Exercise requirements: Omit every picture while repeating the entries exactly.

Data for this exercise:

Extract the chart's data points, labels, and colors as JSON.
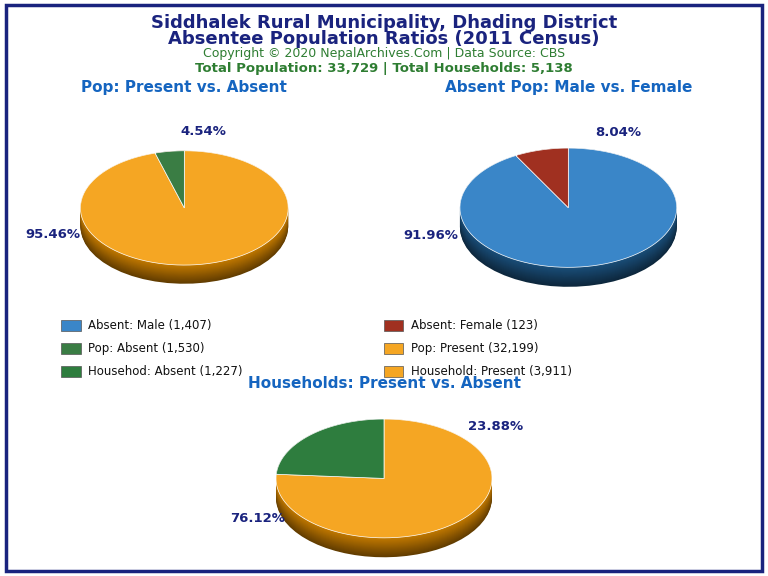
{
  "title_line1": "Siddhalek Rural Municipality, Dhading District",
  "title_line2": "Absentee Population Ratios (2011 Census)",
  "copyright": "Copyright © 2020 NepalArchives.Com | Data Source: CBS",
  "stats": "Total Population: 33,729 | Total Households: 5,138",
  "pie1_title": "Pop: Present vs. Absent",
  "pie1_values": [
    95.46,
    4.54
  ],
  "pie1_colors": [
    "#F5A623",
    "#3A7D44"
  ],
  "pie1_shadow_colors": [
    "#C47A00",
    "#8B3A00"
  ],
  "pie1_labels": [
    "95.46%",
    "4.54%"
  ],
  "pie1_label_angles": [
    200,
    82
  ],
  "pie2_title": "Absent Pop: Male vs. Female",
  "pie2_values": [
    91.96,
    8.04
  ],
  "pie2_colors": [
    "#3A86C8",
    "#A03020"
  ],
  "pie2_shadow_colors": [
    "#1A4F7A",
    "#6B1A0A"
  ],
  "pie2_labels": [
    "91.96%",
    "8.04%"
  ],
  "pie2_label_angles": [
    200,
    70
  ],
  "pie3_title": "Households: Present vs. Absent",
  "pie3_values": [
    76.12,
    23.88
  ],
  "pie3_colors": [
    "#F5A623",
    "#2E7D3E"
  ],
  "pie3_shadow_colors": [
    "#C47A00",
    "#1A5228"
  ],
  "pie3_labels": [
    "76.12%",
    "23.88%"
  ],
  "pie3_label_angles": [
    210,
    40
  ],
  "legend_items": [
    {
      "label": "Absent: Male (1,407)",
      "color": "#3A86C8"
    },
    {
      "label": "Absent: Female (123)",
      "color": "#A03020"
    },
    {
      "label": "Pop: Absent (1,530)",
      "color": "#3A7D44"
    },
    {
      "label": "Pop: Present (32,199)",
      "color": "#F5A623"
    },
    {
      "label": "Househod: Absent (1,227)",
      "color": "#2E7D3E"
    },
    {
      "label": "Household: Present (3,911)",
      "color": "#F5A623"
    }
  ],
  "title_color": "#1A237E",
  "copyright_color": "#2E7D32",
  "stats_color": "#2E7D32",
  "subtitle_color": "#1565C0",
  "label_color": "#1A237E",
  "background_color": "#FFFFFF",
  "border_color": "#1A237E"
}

The result:
Extract the chart's data points, labels, and colors as JSON.
{
  "title_line1": "Siddhalek Rural Municipality, Dhading District",
  "title_line2": "Absentee Population Ratios (2011 Census)",
  "copyright": "Copyright © 2020 NepalArchives.Com | Data Source: CBS",
  "stats": "Total Population: 33,729 | Total Households: 5,138",
  "pie1_title": "Pop: Present vs. Absent",
  "pie1_values": [
    95.46,
    4.54
  ],
  "pie1_colors": [
    "#F5A623",
    "#3A7D44"
  ],
  "pie1_shadow_colors": [
    "#C47A00",
    "#8B3A00"
  ],
  "pie1_labels": [
    "95.46%",
    "4.54%"
  ],
  "pie1_label_angles": [
    200,
    82
  ],
  "pie2_title": "Absent Pop: Male vs. Female",
  "pie2_values": [
    91.96,
    8.04
  ],
  "pie2_colors": [
    "#3A86C8",
    "#A03020"
  ],
  "pie2_shadow_colors": [
    "#1A4F7A",
    "#6B1A0A"
  ],
  "pie2_labels": [
    "91.96%",
    "8.04%"
  ],
  "pie2_label_angles": [
    200,
    70
  ],
  "pie3_title": "Households: Present vs. Absent",
  "pie3_values": [
    76.12,
    23.88
  ],
  "pie3_colors": [
    "#F5A623",
    "#2E7D3E"
  ],
  "pie3_shadow_colors": [
    "#C47A00",
    "#1A5228"
  ],
  "pie3_labels": [
    "76.12%",
    "23.88%"
  ],
  "pie3_label_angles": [
    210,
    40
  ],
  "legend_items": [
    {
      "label": "Absent: Male (1,407)",
      "color": "#3A86C8"
    },
    {
      "label": "Absent: Female (123)",
      "color": "#A03020"
    },
    {
      "label": "Pop: Absent (1,530)",
      "color": "#3A7D44"
    },
    {
      "label": "Pop: Present (32,199)",
      "color": "#F5A623"
    },
    {
      "label": "Househod: Absent (1,227)",
      "color": "#2E7D3E"
    },
    {
      "label": "Household: Present (3,911)",
      "color": "#F5A623"
    }
  ],
  "title_color": "#1A237E",
  "copyright_color": "#2E7D32",
  "stats_color": "#2E7D32",
  "subtitle_color": "#1565C0",
  "label_color": "#1A237E",
  "background_color": "#FFFFFF",
  "border_color": "#1A237E"
}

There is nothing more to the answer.